YOUR GOAL ->
Copy each line of the data below exactly, leaving out pictures.

SUPPLIED DATA ->

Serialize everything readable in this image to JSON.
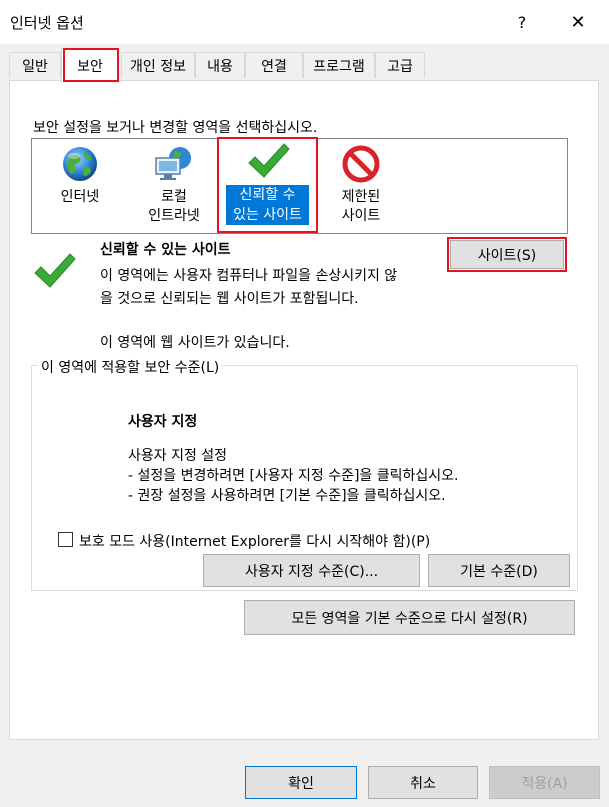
{
  "window": {
    "title": "인터넷 옵션",
    "help_glyph": "?",
    "close_glyph": "✕"
  },
  "tabs": [
    {
      "label": "일반"
    },
    {
      "label": "보안",
      "active": true
    },
    {
      "label": "개인 정보"
    },
    {
      "label": "내용"
    },
    {
      "label": "연결"
    },
    {
      "label": "프로그램"
    },
    {
      "label": "고급"
    }
  ],
  "security": {
    "zone_prompt": "보안 설정을 보거나 변경할 영역을 선택하십시오.",
    "zones": [
      {
        "line1": "인터넷",
        "line2": "",
        "icon": "globe-icon"
      },
      {
        "line1": "로컬",
        "line2": "인트라넷",
        "icon": "intranet-icon"
      },
      {
        "line1": "신뢰할 수",
        "line2": "있는 사이트",
        "icon": "checkmark-icon",
        "selected": true
      },
      {
        "line1": "제한된",
        "line2": "사이트",
        "icon": "prohibited-icon"
      }
    ],
    "selected_zone": {
      "title": "신뢰할 수 있는 사이트",
      "desc1": "이 영역에는 사용자 컴퓨터나 파일을 손상시키지 않",
      "desc2": "을 것으로 신뢰되는 웹 사이트가 포함됩니다.",
      "sites_note": "이 영역에 웹 사이트가 있습니다.",
      "sites_button": "사이트(S)"
    },
    "level_group": {
      "title": "이 영역에 적용할 보안 수준(L)",
      "level_name": "사용자 지정",
      "level_desc": "사용자 지정 설정",
      "bullet1": "- 설정을 변경하려면 [사용자 지정 수준]을 클릭하십시오.",
      "bullet2": "- 권장 설정을 사용하려면 [기본 수준]을 클릭하십시오.",
      "protected_mode_label": "보호 모드 사용(Internet Explorer를 다시 시작해야 함)(P)",
      "protected_mode_checked": false,
      "custom_level_button": "사용자 지정 수준(C)...",
      "default_level_button": "기본 수준(D)"
    },
    "reset_all_button": "모든 영역을 기본 수준으로 다시 설정(R)"
  },
  "footer": {
    "ok": "확인",
    "cancel": "취소",
    "apply": "적용(A)"
  },
  "colors": {
    "accent": "#0078d7",
    "highlight_frame": "#e81123",
    "check_green": "#3aaa35"
  }
}
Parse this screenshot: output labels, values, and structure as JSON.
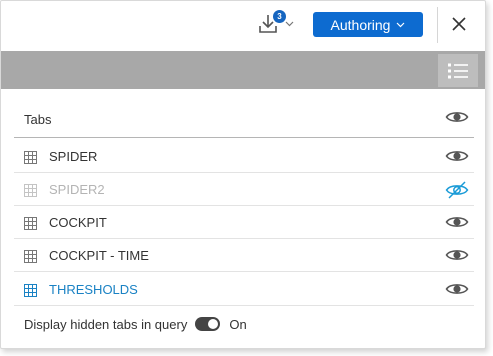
{
  "toolbar": {
    "download_badge": "3",
    "authoring_label": "Authoring"
  },
  "tabs": {
    "title": "Tabs",
    "items": [
      {
        "label": "SPIDER",
        "state": "visible"
      },
      {
        "label": "SPIDER2",
        "state": "hidden"
      },
      {
        "label": "COCKPIT",
        "state": "visible"
      },
      {
        "label": "COCKPIT - TIME",
        "state": "visible"
      },
      {
        "label": "THRESHOLDS",
        "state": "active"
      }
    ]
  },
  "footer": {
    "label": "Display hidden tabs in query",
    "toggle_state": "On"
  },
  "colors": {
    "accent": "#0d6bd0",
    "active_tab": "#1a82c4",
    "hidden_eye": "#1a9bd7",
    "band": "#a8a8a8"
  },
  "icons": [
    "download-icon",
    "chevron-down-icon",
    "close-icon",
    "list-view-icon",
    "eye-icon",
    "eye-slash-icon",
    "table-icon"
  ]
}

EXERCISE ANSWER ->
Serialize everything readable in this image to JSON.
{
  "window": {
    "title": "인터넷 옵션",
    "help_glyph": "?",
    "close_glyph": "✕"
  },
  "tabs": [
    {
      "label": "일반"
    },
    {
      "label": "보안",
      "active": true
    },
    {
      "label": "개인 정보"
    },
    {
      "label": "내용"
    },
    {
      "label": "연결"
    },
    {
      "label": "프로그램"
    },
    {
      "label": "고급"
    }
  ],
  "security": {
    "zone_prompt": "보안 설정을 보거나 변경할 영역을 선택하십시오.",
    "zones": [
      {
        "line1": "인터넷",
        "line2": "",
        "icon": "globe-icon"
      },
      {
        "line1": "로컬",
        "line2": "인트라넷",
        "icon": "intranet-icon"
      },
      {
        "line1": "신뢰할 수",
        "line2": "있는 사이트",
        "icon": "checkmark-icon",
        "selected": true
      },
      {
        "line1": "제한된",
        "line2": "사이트",
        "icon": "prohibited-icon"
      }
    ],
    "selected_zone": {
      "title": "신뢰할 수 있는 사이트",
      "desc1": "이 영역에는 사용자 컴퓨터나 파일을 손상시키지 않",
      "desc2": "을 것으로 신뢰되는 웹 사이트가 포함됩니다.",
      "sites_note": "이 영역에 웹 사이트가 있습니다.",
      "sites_button": "사이트(S)"
    },
    "level_group": {
      "title": "이 영역에 적용할 보안 수준(L)",
      "level_name": "사용자 지정",
      "level_desc": "사용자 지정 설정",
      "bullet1": "- 설정을 변경하려면 [사용자 지정 수준]을 클릭하십시오.",
      "bullet2": "- 권장 설정을 사용하려면 [기본 수준]을 클릭하십시오.",
      "protected_mode_label": "보호 모드 사용(Internet Explorer를 다시 시작해야 함)(P)",
      "protected_mode_checked": false,
      "custom_level_button": "사용자 지정 수준(C)...",
      "default_level_button": "기본 수준(D)"
    },
    "reset_all_button": "모든 영역을 기본 수준으로 다시 설정(R)"
  },
  "footer": {
    "ok": "확인",
    "cancel": "취소",
    "apply": "적용(A)"
  },
  "colors": {
    "accent": "#0078d7",
    "highlight_frame": "#e81123",
    "check_green": "#3aaa35"
  }
}
Parse this screenshot: output labels, values, and structure as JSON.
{
  "toolbar": {
    "download_badge": "3",
    "authoring_label": "Authoring"
  },
  "tabs": {
    "title": "Tabs",
    "items": [
      {
        "label": "SPIDER",
        "state": "visible"
      },
      {
        "label": "SPIDER2",
        "state": "hidden"
      },
      {
        "label": "COCKPIT",
        "state": "visible"
      },
      {
        "label": "COCKPIT - TIME",
        "state": "visible"
      },
      {
        "label": "THRESHOLDS",
        "state": "active"
      }
    ]
  },
  "footer": {
    "label": "Display hidden tabs in query",
    "toggle_state": "On"
  },
  "colors": {
    "accent": "#0d6bd0",
    "active_tab": "#1a82c4",
    "hidden_eye": "#1a9bd7",
    "band": "#a8a8a8"
  },
  "icons": [
    "download-icon",
    "chevron-down-icon",
    "close-icon",
    "list-view-icon",
    "eye-icon",
    "eye-slash-icon",
    "table-icon"
  ]
}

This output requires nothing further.